Your task
Reproduce the lines below with every occurrence of "Responder" replaced by "Reply" and everything else left as is. Omit the pictures from your output.

____

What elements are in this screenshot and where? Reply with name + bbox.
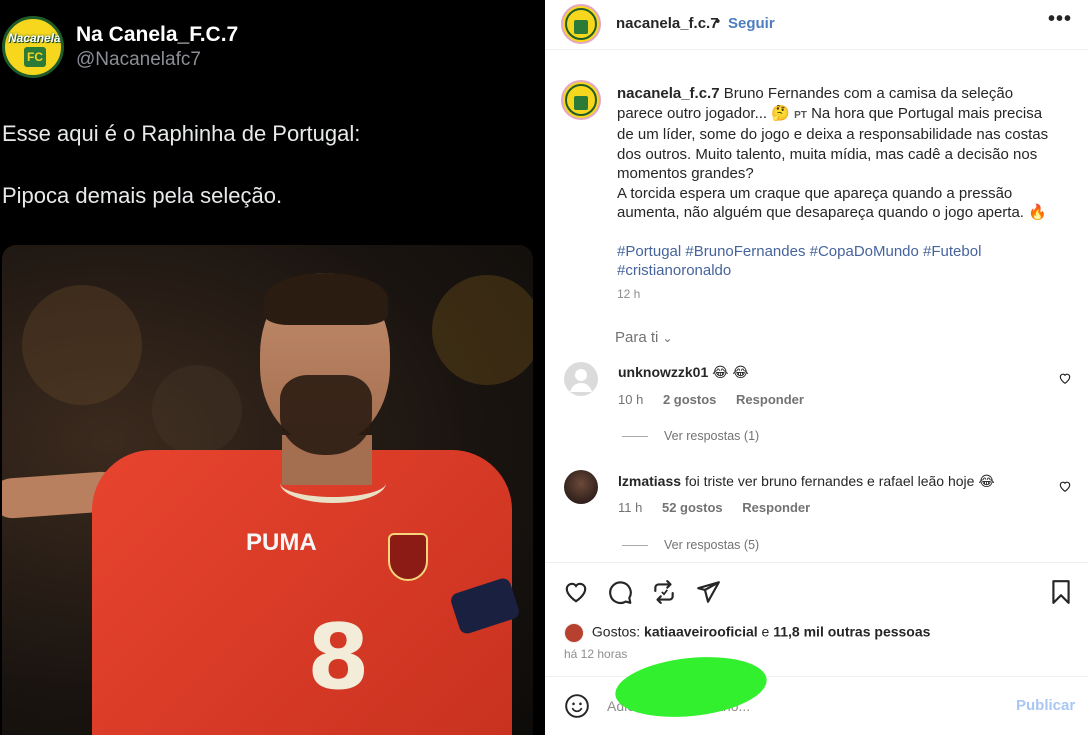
post-timestamp: há 12 horas — [564, 647, 628, 661]
tweet-avatar[interactable]: Nacanela FC — [2, 16, 64, 78]
header-username[interactable]: nacanela_f.c.7 — [616, 15, 719, 32]
tweet-card: Nacanela FC Na Canela_F.C.7 @Nacanelafc7… — [0, 0, 545, 735]
reply-button[interactable]: Responder — [742, 500, 810, 515]
comment-username[interactable]: lzmatiass — [618, 473, 681, 489]
header-separator: • — [715, 13, 721, 30]
shirt-brand-logo: PUMA — [246, 529, 317, 556]
comment-body: foi triste ver bruno fernandes e rafael … — [684, 473, 995, 489]
comment-like-heart-icon[interactable] — [1058, 371, 1072, 385]
liker-username[interactable]: katiaaveirooficial — [644, 624, 758, 640]
tweet-text-line-1: Esse aqui é o Raphinha de Portugal: — [2, 121, 361, 146]
comment-avatar[interactable] — [564, 470, 598, 504]
tweet-handle[interactable]: @Nacanelafc7 — [76, 49, 201, 71]
comment-time: 11 h — [618, 500, 643, 515]
player-hair — [264, 273, 388, 325]
comment-text: unknowzzk01 😂 😂 — [618, 364, 749, 381]
likes-summary[interactable]: Gostos: katiaaveirooficial e 11,8 mil ou… — [564, 623, 930, 643]
photo-bokeh — [432, 275, 533, 385]
chevron-down-icon: ⌄ — [662, 331, 673, 345]
follow-button[interactable]: Seguir — [728, 15, 775, 32]
post-actions-bar — [545, 562, 1088, 620]
player-beard — [280, 375, 372, 455]
bookmark-save-icon[interactable] — [1048, 579, 1074, 605]
photo-bokeh — [22, 285, 142, 405]
caption-avatar[interactable] — [561, 80, 601, 120]
share-send-icon[interactable] — [695, 579, 721, 605]
liker-avatar — [564, 623, 584, 643]
photo-bokeh — [152, 365, 242, 455]
caption-username[interactable]: nacanela_f.c.7 — [617, 85, 720, 102]
comment-like-heart-icon[interactable] — [1058, 479, 1072, 493]
tweet-display-name[interactable]: Na Canela_F.C.7 — [76, 23, 238, 47]
likes-prefix: Gostos: — [591, 623, 641, 640]
caption-hashtags[interactable]: #Portugal #BrunoFernandes #CopaDoMundo #… — [617, 242, 1062, 281]
tweet-text-line-2: Pipoca demais pela seleção. — [2, 183, 283, 208]
publish-button[interactable]: Publicar — [1016, 697, 1075, 714]
view-replies-line — [622, 545, 648, 547]
tweet-photo[interactable]: PUMA 8 — [2, 245, 533, 735]
comment-meta: 10 h 2 gostos Responder — [618, 392, 820, 407]
comment-bubble-icon[interactable] — [607, 579, 633, 605]
comment-time: 10 h — [618, 392, 644, 407]
comment-avatar[interactable] — [564, 362, 598, 396]
caption-emoji-2: 🔥 — [1028, 204, 1047, 221]
portugal-crest — [388, 533, 428, 581]
avatar-fc-badge — [573, 19, 589, 35]
repost-icon[interactable] — [651, 579, 677, 605]
more-options-icon[interactable]: ••• — [1048, 8, 1072, 31]
header-avatar[interactable] — [561, 4, 601, 44]
caption-emoji-1: 🤔 — [771, 104, 790, 122]
comment-username[interactable]: unknowzzk01 — [618, 364, 708, 380]
comment-body: 😂 😂 — [712, 364, 749, 380]
like-heart-icon[interactable] — [563, 579, 589, 605]
flag-pt-icon: PT — [794, 109, 807, 121]
comments-filter-label: Para ti — [615, 329, 659, 346]
view-replies-button[interactable]: Ver respostas (5) — [622, 538, 759, 552]
post-header: nacanela_f.c.7 • Seguir ••• — [545, 0, 1088, 50]
likes-connector: e — [761, 623, 770, 640]
comments-filter-dropdown[interactable]: Para ti ⌄ — [615, 329, 673, 346]
shirt-collar — [280, 463, 386, 503]
post-time: 12 h — [617, 287, 641, 301]
post-caption: nacanela_f.c.7 Bruno Fernandes com a cam… — [617, 84, 1062, 281]
comment-text: lzmatiass foi triste ver bruno fernandes… — [618, 473, 995, 490]
likes-others[interactable]: 11,8 mil outras pessoas — [773, 624, 930, 640]
comment-meta: 11 h 52 gostos Responder — [618, 500, 826, 515]
avatar-logo-fc: FC — [24, 47, 46, 67]
view-replies-label: Ver respostas (1) — [664, 429, 760, 443]
view-replies-line — [622, 436, 648, 438]
avatar-fc-badge — [573, 95, 589, 111]
view-replies-button[interactable]: Ver respostas (1) — [622, 429, 759, 443]
instagram-post-panel: nacanela_f.c.7 • Seguir ••• nacanela_f.c… — [545, 0, 1088, 735]
view-replies-label: Ver respostas (5) — [664, 538, 760, 552]
comment-likes[interactable]: 52 gostos — [662, 500, 723, 515]
emoji-smiley-icon[interactable] — [564, 693, 590, 719]
avatar-logo-text: Nacanela — [8, 31, 61, 45]
comment-likes[interactable]: 2 gostos — [663, 392, 716, 407]
shirt-number: 8 — [307, 605, 370, 710]
caption-text-3: A torcida espera um craque que apareça q… — [617, 184, 1024, 222]
default-avatar-icon — [570, 369, 592, 392]
reply-button[interactable]: Responder — [736, 392, 804, 407]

____

Solution for this exercise
What elements are in this screenshot and where? Reply with name + bbox.
post-timestamp: há 12 horas — [564, 647, 628, 661]
tweet-avatar[interactable]: Nacanela FC — [2, 16, 64, 78]
header-username[interactable]: nacanela_f.c.7 — [616, 15, 719, 32]
tweet-card: Nacanela FC Na Canela_F.C.7 @Nacanelafc7… — [0, 0, 545, 735]
reply-button[interactable]: Reply — [742, 500, 810, 515]
comment-username[interactable]: lzmatiass — [618, 473, 681, 489]
header-separator: • — [715, 13, 721, 30]
shirt-brand-logo: PUMA — [246, 529, 317, 556]
comment-body: foi triste ver bruno fernandes e rafael … — [684, 473, 995, 489]
comment-like-heart-icon[interactable] — [1058, 371, 1072, 385]
liker-username[interactable]: katiaaveirooficial — [644, 624, 758, 640]
tweet-text-line-1: Esse aqui é o Raphinha de Portugal: — [2, 121, 361, 146]
comment-avatar[interactable] — [564, 470, 598, 504]
tweet-handle[interactable]: @Nacanelafc7 — [76, 49, 201, 71]
comment-time: 11 h — [618, 500, 643, 515]
player-hair — [264, 273, 388, 325]
comment-text: unknowzzk01 😂 😂 — [618, 364, 749, 381]
likes-summary[interactable]: Gostos: katiaaveirooficial e 11,8 mil ou… — [564, 623, 930, 643]
photo-bokeh — [432, 275, 533, 385]
chevron-down-icon: ⌄ — [662, 331, 673, 345]
follow-button[interactable]: Seguir — [728, 15, 775, 32]
post-actions-bar — [545, 562, 1088, 620]
player-beard — [280, 375, 372, 455]
bookmark-save-icon[interactable] — [1048, 579, 1074, 605]
photo-bokeh — [22, 285, 142, 405]
caption-avatar[interactable] — [561, 80, 601, 120]
share-send-icon[interactable] — [695, 579, 721, 605]
liker-avatar — [564, 623, 584, 643]
photo-bokeh — [152, 365, 242, 455]
caption-username[interactable]: nacanela_f.c.7 — [617, 85, 720, 102]
comment-like-heart-icon[interactable] — [1058, 479, 1072, 493]
tweet-display-name[interactable]: Na Canela_F.C.7 — [76, 23, 238, 47]
likes-prefix: Gostos: — [591, 623, 641, 640]
caption-hashtags[interactable]: #Portugal #BrunoFernandes #CopaDoMundo #… — [617, 242, 1062, 281]
tweet-text-line-2: Pipoca demais pela seleção. — [2, 183, 283, 208]
publish-button[interactable]: Publicar — [1016, 697, 1075, 714]
view-replies-line — [622, 545, 648, 547]
tweet-photo[interactable]: PUMA 8 — [2, 245, 533, 735]
comment-meta: 10 h 2 gostos Reply — [618, 392, 820, 407]
comment-bubble-icon[interactable] — [607, 579, 633, 605]
comment-time: 10 h — [618, 392, 644, 407]
comment-avatar[interactable] — [564, 362, 598, 396]
caption-emoji-2: 🔥 — [1028, 204, 1047, 221]
portugal-crest — [388, 533, 428, 581]
avatar-fc-badge — [573, 19, 589, 35]
repost-icon[interactable] — [651, 579, 677, 605]
more-options-icon[interactable]: ••• — [1048, 8, 1072, 31]
header-avatar[interactable] — [561, 4, 601, 44]
caption-emoji-1: 🤔 — [771, 104, 790, 122]
comment-username[interactable]: unknowzzk01 — [618, 364, 708, 380]
comment-body: 😂 😂 — [712, 364, 749, 380]
like-heart-icon[interactable] — [563, 579, 589, 605]
flag-pt-icon: PT — [794, 109, 807, 121]
comments-filter-label: Para ti — [615, 329, 659, 346]
view-replies-button[interactable]: Ver respostas (5) — [622, 538, 759, 552]
post-header: nacanela_f.c.7 • Seguir ••• — [545, 0, 1088, 50]
likes-connector: e — [761, 623, 770, 640]
comments-filter-dropdown[interactable]: Para ti ⌄ — [615, 329, 673, 346]
shirt-collar — [280, 463, 386, 503]
post-time: 12 h — [617, 287, 641, 301]
post-caption: nacanela_f.c.7 Bruno Fernandes com a cam… — [617, 84, 1062, 281]
comment-text: lzmatiass foi triste ver bruno fernandes… — [618, 473, 995, 490]
likes-others[interactable]: 11,8 mil outras pessoas — [773, 624, 930, 640]
comment-meta: 11 h 52 gostos Reply — [618, 500, 826, 515]
avatar-logo-fc: FC — [24, 47, 46, 67]
view-replies-label: Ver respostas (1) — [664, 429, 760, 443]
view-replies-line — [622, 436, 648, 438]
avatar-fc-badge — [573, 95, 589, 111]
view-replies-button[interactable]: Ver respostas (1) — [622, 429, 759, 443]
instagram-post-panel: nacanela_f.c.7 • Seguir ••• nacanela_f.c… — [545, 0, 1088, 735]
view-replies-label: Ver respostas (5) — [664, 538, 760, 552]
comment-likes[interactable]: 52 gostos — [662, 500, 723, 515]
emoji-smiley-icon[interactable] — [564, 693, 590, 719]
avatar-logo-text: Nacanela — [8, 31, 61, 45]
comment-likes[interactable]: 2 gostos — [663, 392, 716, 407]
shirt-number: 8 — [307, 605, 370, 710]
caption-text-3: A torcida espera um craque que apareça q… — [617, 184, 1024, 222]
default-avatar-icon — [570, 369, 592, 392]
reply-button[interactable]: Reply — [736, 392, 804, 407]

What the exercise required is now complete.